[start DATA FOR THIS EXERCISE]
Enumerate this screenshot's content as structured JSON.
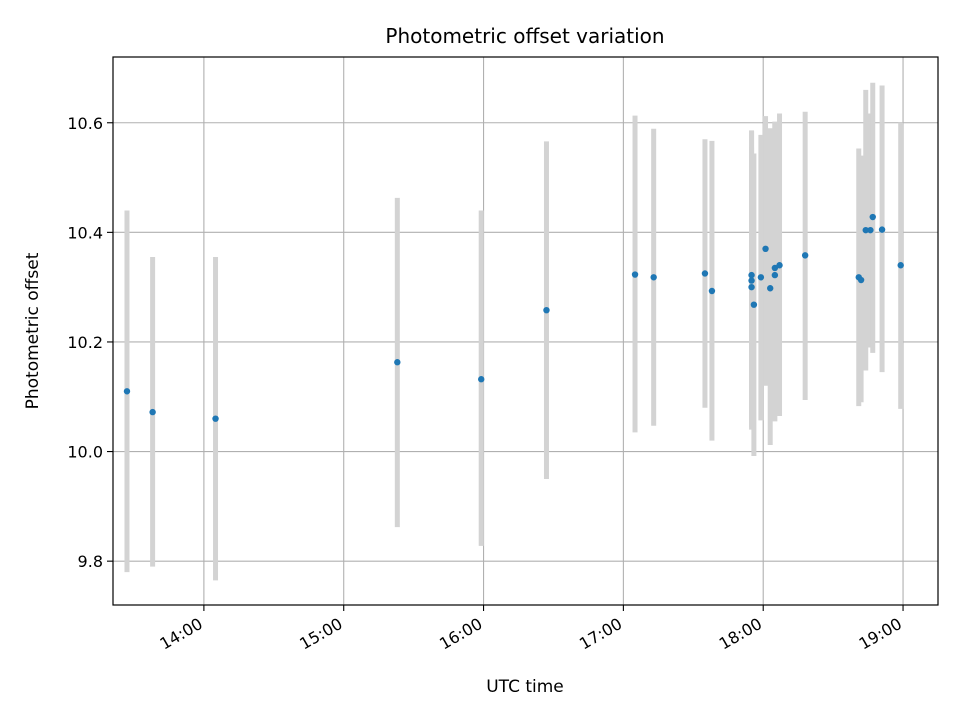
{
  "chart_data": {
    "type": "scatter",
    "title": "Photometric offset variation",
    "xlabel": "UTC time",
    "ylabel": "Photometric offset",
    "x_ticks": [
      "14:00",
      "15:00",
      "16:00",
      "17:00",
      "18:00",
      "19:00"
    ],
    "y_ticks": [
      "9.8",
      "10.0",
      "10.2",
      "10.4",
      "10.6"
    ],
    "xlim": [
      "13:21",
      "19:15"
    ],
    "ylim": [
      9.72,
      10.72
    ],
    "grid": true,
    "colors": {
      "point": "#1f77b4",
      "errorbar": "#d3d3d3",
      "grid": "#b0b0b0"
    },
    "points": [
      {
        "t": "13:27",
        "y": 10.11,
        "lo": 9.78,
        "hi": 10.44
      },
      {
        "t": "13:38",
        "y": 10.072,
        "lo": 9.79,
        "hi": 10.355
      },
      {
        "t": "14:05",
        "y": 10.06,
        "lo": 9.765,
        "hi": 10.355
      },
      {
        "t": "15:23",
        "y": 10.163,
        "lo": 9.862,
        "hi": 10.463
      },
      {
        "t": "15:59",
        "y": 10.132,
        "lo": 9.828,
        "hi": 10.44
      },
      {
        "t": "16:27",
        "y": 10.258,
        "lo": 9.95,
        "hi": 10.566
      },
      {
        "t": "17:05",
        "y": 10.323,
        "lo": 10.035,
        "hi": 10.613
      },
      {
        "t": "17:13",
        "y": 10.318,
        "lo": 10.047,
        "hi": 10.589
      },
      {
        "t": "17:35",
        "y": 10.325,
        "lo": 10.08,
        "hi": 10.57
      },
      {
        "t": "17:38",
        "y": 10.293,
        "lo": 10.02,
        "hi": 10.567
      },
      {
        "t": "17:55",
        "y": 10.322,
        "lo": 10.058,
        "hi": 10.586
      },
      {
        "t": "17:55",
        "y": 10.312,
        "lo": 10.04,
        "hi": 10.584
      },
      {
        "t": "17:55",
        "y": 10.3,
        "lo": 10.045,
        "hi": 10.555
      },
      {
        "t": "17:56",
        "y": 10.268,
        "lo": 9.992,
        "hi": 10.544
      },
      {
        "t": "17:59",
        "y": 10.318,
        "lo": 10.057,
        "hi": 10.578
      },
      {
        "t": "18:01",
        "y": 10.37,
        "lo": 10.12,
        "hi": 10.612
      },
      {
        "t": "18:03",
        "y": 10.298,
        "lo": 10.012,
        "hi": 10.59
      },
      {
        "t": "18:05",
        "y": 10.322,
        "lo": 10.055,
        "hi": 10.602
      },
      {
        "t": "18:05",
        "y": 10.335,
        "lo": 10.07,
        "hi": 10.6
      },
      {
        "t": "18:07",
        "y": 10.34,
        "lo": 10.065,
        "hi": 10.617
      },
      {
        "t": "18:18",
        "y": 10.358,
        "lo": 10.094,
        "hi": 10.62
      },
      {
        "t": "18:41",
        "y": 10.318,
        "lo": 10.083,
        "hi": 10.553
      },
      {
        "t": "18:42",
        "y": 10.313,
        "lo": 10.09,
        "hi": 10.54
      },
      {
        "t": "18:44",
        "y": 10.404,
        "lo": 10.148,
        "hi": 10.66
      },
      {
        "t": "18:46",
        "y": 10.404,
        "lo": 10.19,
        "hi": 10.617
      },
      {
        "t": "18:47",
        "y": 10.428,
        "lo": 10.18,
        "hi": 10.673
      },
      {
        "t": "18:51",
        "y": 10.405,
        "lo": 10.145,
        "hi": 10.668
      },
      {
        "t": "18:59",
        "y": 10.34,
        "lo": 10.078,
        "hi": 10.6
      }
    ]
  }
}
[end DATA FOR THIS EXERCISE]
## WHAT IS EXPECTED
Transcribe the records word for word and include no pictures.

## THE COMPLETED TASK
Enumerate this screenshot's content as structured JSON.
{
  "chart_data": {
    "type": "scatter",
    "title": "Photometric offset variation",
    "xlabel": "UTC time",
    "ylabel": "Photometric offset",
    "x_ticks": [
      "14:00",
      "15:00",
      "16:00",
      "17:00",
      "18:00",
      "19:00"
    ],
    "y_ticks": [
      "9.8",
      "10.0",
      "10.2",
      "10.4",
      "10.6"
    ],
    "xlim": [
      "13:21",
      "19:15"
    ],
    "ylim": [
      9.72,
      10.72
    ],
    "grid": true,
    "colors": {
      "point": "#1f77b4",
      "errorbar": "#d3d3d3",
      "grid": "#b0b0b0"
    },
    "points": [
      {
        "t": "13:27",
        "y": 10.11,
        "lo": 9.78,
        "hi": 10.44
      },
      {
        "t": "13:38",
        "y": 10.072,
        "lo": 9.79,
        "hi": 10.355
      },
      {
        "t": "14:05",
        "y": 10.06,
        "lo": 9.765,
        "hi": 10.355
      },
      {
        "t": "15:23",
        "y": 10.163,
        "lo": 9.862,
        "hi": 10.463
      },
      {
        "t": "15:59",
        "y": 10.132,
        "lo": 9.828,
        "hi": 10.44
      },
      {
        "t": "16:27",
        "y": 10.258,
        "lo": 9.95,
        "hi": 10.566
      },
      {
        "t": "17:05",
        "y": 10.323,
        "lo": 10.035,
        "hi": 10.613
      },
      {
        "t": "17:13",
        "y": 10.318,
        "lo": 10.047,
        "hi": 10.589
      },
      {
        "t": "17:35",
        "y": 10.325,
        "lo": 10.08,
        "hi": 10.57
      },
      {
        "t": "17:38",
        "y": 10.293,
        "lo": 10.02,
        "hi": 10.567
      },
      {
        "t": "17:55",
        "y": 10.322,
        "lo": 10.058,
        "hi": 10.586
      },
      {
        "t": "17:55",
        "y": 10.312,
        "lo": 10.04,
        "hi": 10.584
      },
      {
        "t": "17:55",
        "y": 10.3,
        "lo": 10.045,
        "hi": 10.555
      },
      {
        "t": "17:56",
        "y": 10.268,
        "lo": 9.992,
        "hi": 10.544
      },
      {
        "t": "17:59",
        "y": 10.318,
        "lo": 10.057,
        "hi": 10.578
      },
      {
        "t": "18:01",
        "y": 10.37,
        "lo": 10.12,
        "hi": 10.612
      },
      {
        "t": "18:03",
        "y": 10.298,
        "lo": 10.012,
        "hi": 10.59
      },
      {
        "t": "18:05",
        "y": 10.322,
        "lo": 10.055,
        "hi": 10.602
      },
      {
        "t": "18:05",
        "y": 10.335,
        "lo": 10.07,
        "hi": 10.6
      },
      {
        "t": "18:07",
        "y": 10.34,
        "lo": 10.065,
        "hi": 10.617
      },
      {
        "t": "18:18",
        "y": 10.358,
        "lo": 10.094,
        "hi": 10.62
      },
      {
        "t": "18:41",
        "y": 10.318,
        "lo": 10.083,
        "hi": 10.553
      },
      {
        "t": "18:42",
        "y": 10.313,
        "lo": 10.09,
        "hi": 10.54
      },
      {
        "t": "18:44",
        "y": 10.404,
        "lo": 10.148,
        "hi": 10.66
      },
      {
        "t": "18:46",
        "y": 10.404,
        "lo": 10.19,
        "hi": 10.617
      },
      {
        "t": "18:47",
        "y": 10.428,
        "lo": 10.18,
        "hi": 10.673
      },
      {
        "t": "18:51",
        "y": 10.405,
        "lo": 10.145,
        "hi": 10.668
      },
      {
        "t": "18:59",
        "y": 10.34,
        "lo": 10.078,
        "hi": 10.6
      }
    ]
  }
}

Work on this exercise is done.